What you have to do | All entries are to be quoted exactly; the images stay out of the copy.

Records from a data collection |
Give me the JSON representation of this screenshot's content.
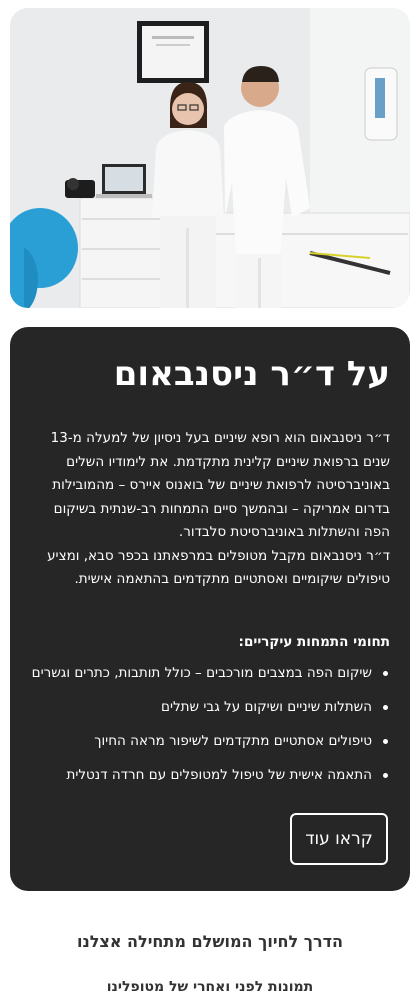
{
  "photo": {
    "description_icon": "dentist-team-photo"
  },
  "about": {
    "title": "על ד״ר ניסנבאום",
    "bio_paragraphs": [
      "ד״ר ניסנבאום הוא רופא שיניים בעל ניסיון של למעלה מ-13 שנים ברפואת שיניים קלינית מתקדמת. את לימודיו השלים באוניברסיטה לרפואת שיניים של בואנוס איירס – מהמובילות בדרום אמריקה – ובהמשך סיים התמחות רב-שנתית בשיקום הפה והשתלות באוניברסיטת סלבדור.",
      "ד״ר ניסנבאום מקבל מטופלים במרפאתנו בכפר סבא, ומציע טיפולים שיקומיים ואסתטיים מתקדמים בהתאמה אישית."
    ],
    "areas_title": "תחומי התמחות עיקריים:",
    "areas": [
      "שיקום הפה במצבים מורכבים – כולל תותבות, כתרים וגשרים",
      "השתלות שיניים ושיקום על גבי שתלים",
      "טיפולים אסתטיים מתקדמים לשיפור מראה החיוך",
      "התאמה אישית של טיפול למטופלים עם חרדה דנטלית"
    ],
    "more_label": "קראו עוד"
  },
  "journey": {
    "title": "הדרך לחיוך המושלם מתחילה אצלנו",
    "subtitle": "תמונות לפני ואחרי של מטופלינו"
  }
}
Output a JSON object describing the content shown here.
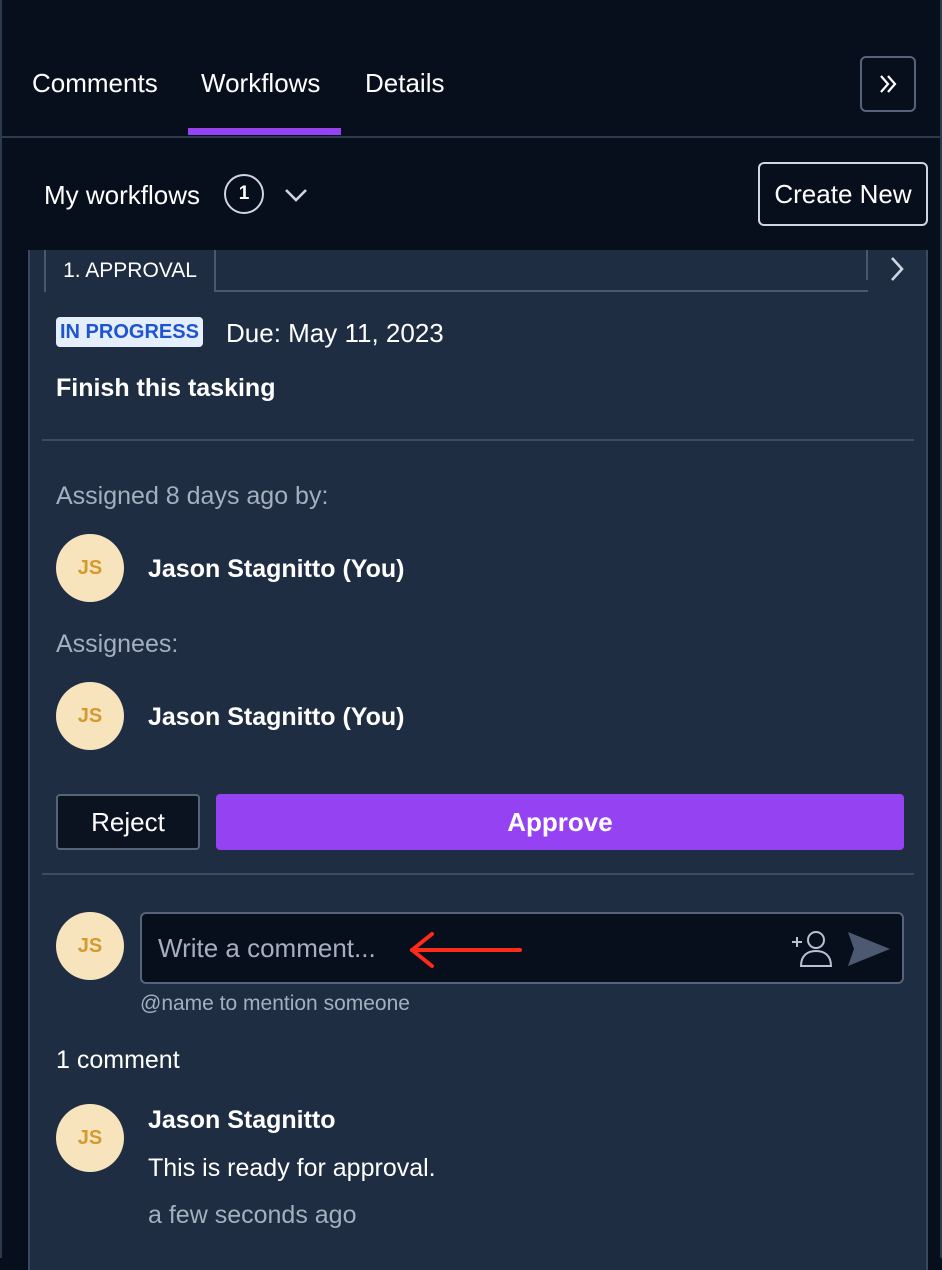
{
  "tabs": [
    {
      "label": "Comments",
      "active": false
    },
    {
      "label": "Workflows",
      "active": true
    },
    {
      "label": "Details",
      "active": false
    }
  ],
  "accent_color": "#9442f2",
  "workflows": {
    "title": "My workflows",
    "count": "1",
    "create_label": "Create New"
  },
  "step": {
    "label": "1. APPROVAL"
  },
  "task": {
    "status": "IN PROGRESS",
    "due": "Due: May 11, 2023",
    "title": "Finish this tasking",
    "assigned_label": "Assigned 8 days ago by:",
    "assigner": {
      "initials": "JS",
      "name": "Jason Stagnitto (You)"
    },
    "assignees_label": "Assignees:",
    "assignees": [
      {
        "initials": "JS",
        "name": "Jason Stagnitto (You)"
      }
    ],
    "reject_label": "Reject",
    "approve_label": "Approve"
  },
  "comment_composer": {
    "avatar_initials": "JS",
    "placeholder": "Write a comment...",
    "hint": "@name to mention someone"
  },
  "comments": {
    "count_label": "1 comment",
    "items": [
      {
        "initials": "JS",
        "author": "Jason Stagnitto",
        "text": "This is ready for approval.",
        "time": "a few seconds ago"
      }
    ]
  }
}
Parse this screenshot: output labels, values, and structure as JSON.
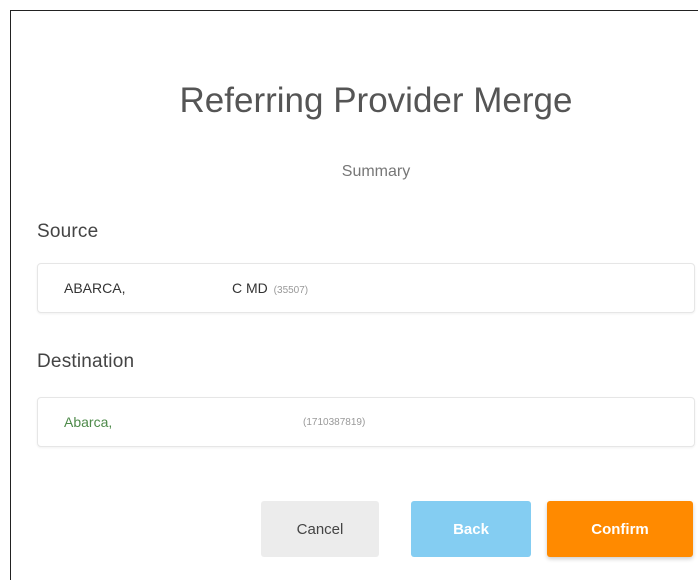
{
  "dialog": {
    "title": "Referring Provider Merge",
    "subtitle": "Summary"
  },
  "source": {
    "label": "Source",
    "name": "ABARCA,",
    "suffix": "C MD",
    "id": "(35507)"
  },
  "destination": {
    "label": "Destination",
    "name": "Abarca,",
    "id": "(1710387819)"
  },
  "buttons": {
    "cancel": "Cancel",
    "back": "Back",
    "confirm": "Confirm"
  },
  "colors": {
    "confirm": "#ff8a00",
    "back": "#84cdf2",
    "cancel": "#ececec",
    "destination_name": "#4e8a4a"
  }
}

Answer to the task |
Give me the JSON representation of this screenshot's content.
{
  "photo": {
    "description_icon": "dentist-team-photo"
  },
  "about": {
    "title": "על ד״ר ניסנבאום",
    "bio_paragraphs": [
      "ד״ר ניסנבאום הוא רופא שיניים בעל ניסיון של למעלה מ-13 שנים ברפואת שיניים קלינית מתקדמת. את לימודיו השלים באוניברסיטה לרפואת שיניים של בואנוס איירס – מהמובילות בדרום אמריקה – ובהמשך סיים התמחות רב-שנתית בשיקום הפה והשתלות באוניברסיטת סלבדור.",
      "ד״ר ניסנבאום מקבל מטופלים במרפאתנו בכפר סבא, ומציע טיפולים שיקומיים ואסתטיים מתקדמים בהתאמה אישית."
    ],
    "areas_title": "תחומי התמחות עיקריים:",
    "areas": [
      "שיקום הפה במצבים מורכבים – כולל תותבות, כתרים וגשרים",
      "השתלות שיניים ושיקום על גבי שתלים",
      "טיפולים אסתטיים מתקדמים לשיפור מראה החיוך",
      "התאמה אישית של טיפול למטופלים עם חרדה דנטלית"
    ],
    "more_label": "קראו עוד"
  },
  "journey": {
    "title": "הדרך לחיוך המושלם מתחילה אצלנו",
    "subtitle": "תמונות לפני ואחרי של מטופלינו"
  }
}
Output a JSON object describing the content shown here.
{
  "tabs": [
    {
      "label": "Comments",
      "active": false
    },
    {
      "label": "Workflows",
      "active": true
    },
    {
      "label": "Details",
      "active": false
    }
  ],
  "accent_color": "#9442f2",
  "workflows": {
    "title": "My workflows",
    "count": "1",
    "create_label": "Create New"
  },
  "step": {
    "label": "1. APPROVAL"
  },
  "task": {
    "status": "IN PROGRESS",
    "due": "Due: May 11, 2023",
    "title": "Finish this tasking",
    "assigned_label": "Assigned 8 days ago by:",
    "assigner": {
      "initials": "JS",
      "name": "Jason Stagnitto (You)"
    },
    "assignees_label": "Assignees:",
    "assignees": [
      {
        "initials": "JS",
        "name": "Jason Stagnitto (You)"
      }
    ],
    "reject_label": "Reject",
    "approve_label": "Approve"
  },
  "comment_composer": {
    "avatar_initials": "JS",
    "placeholder": "Write a comment...",
    "hint": "@name to mention someone"
  },
  "comments": {
    "count_label": "1 comment",
    "items": [
      {
        "initials": "JS",
        "author": "Jason Stagnitto",
        "text": "This is ready for approval.",
        "time": "a few seconds ago"
      }
    ]
  }
}
Parse this screenshot: output labels, values, and structure as JSON.
{
  "dialog": {
    "title": "Referring Provider Merge",
    "subtitle": "Summary"
  },
  "source": {
    "label": "Source",
    "name": "ABARCA,",
    "suffix": "C MD",
    "id": "(35507)"
  },
  "destination": {
    "label": "Destination",
    "name": "Abarca,",
    "id": "(1710387819)"
  },
  "buttons": {
    "cancel": "Cancel",
    "back": "Back",
    "confirm": "Confirm"
  },
  "colors": {
    "confirm": "#ff8a00",
    "back": "#84cdf2",
    "cancel": "#ececec",
    "destination_name": "#4e8a4a"
  }
}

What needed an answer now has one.